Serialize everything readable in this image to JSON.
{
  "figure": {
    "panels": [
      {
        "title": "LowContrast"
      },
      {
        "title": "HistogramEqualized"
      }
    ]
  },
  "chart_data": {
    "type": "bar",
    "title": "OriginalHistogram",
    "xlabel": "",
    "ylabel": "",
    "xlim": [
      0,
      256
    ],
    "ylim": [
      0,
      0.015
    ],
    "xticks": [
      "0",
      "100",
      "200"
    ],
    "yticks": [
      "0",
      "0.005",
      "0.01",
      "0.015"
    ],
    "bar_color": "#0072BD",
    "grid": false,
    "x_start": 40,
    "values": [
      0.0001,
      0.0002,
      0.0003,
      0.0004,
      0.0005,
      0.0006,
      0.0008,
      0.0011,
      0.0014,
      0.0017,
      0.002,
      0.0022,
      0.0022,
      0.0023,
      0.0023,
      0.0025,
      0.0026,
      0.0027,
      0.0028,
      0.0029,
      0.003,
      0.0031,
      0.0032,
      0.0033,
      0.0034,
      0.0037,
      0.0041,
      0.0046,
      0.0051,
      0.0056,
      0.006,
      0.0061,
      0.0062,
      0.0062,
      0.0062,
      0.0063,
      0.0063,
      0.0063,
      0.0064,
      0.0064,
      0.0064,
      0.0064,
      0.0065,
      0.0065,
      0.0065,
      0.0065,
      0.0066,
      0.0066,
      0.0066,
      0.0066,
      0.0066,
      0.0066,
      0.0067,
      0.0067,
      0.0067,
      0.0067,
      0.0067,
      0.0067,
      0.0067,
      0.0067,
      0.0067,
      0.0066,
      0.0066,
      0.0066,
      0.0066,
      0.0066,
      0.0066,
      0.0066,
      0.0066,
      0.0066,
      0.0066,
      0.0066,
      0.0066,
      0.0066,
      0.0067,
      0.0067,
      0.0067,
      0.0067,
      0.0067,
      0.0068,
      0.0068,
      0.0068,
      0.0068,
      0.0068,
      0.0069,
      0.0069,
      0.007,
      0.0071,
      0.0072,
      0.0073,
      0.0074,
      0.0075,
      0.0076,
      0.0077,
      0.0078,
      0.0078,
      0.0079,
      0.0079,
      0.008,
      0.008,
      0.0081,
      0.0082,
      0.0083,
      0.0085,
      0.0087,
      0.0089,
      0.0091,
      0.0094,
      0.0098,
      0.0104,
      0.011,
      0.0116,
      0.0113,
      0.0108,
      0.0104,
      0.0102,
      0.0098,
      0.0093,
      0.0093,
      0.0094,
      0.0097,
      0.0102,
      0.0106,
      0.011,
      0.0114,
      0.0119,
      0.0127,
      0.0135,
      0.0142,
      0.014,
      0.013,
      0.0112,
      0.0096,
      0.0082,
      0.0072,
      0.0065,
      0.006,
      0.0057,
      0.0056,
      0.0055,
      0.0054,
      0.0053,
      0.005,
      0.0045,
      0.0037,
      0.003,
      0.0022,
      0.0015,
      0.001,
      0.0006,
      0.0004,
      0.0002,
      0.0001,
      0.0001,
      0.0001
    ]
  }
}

» **EXERCISE PROMPT**
Give the count of lines that hold the word "title", with nothing added.

» **SOLUTION FOR THIS EXERCISE**
3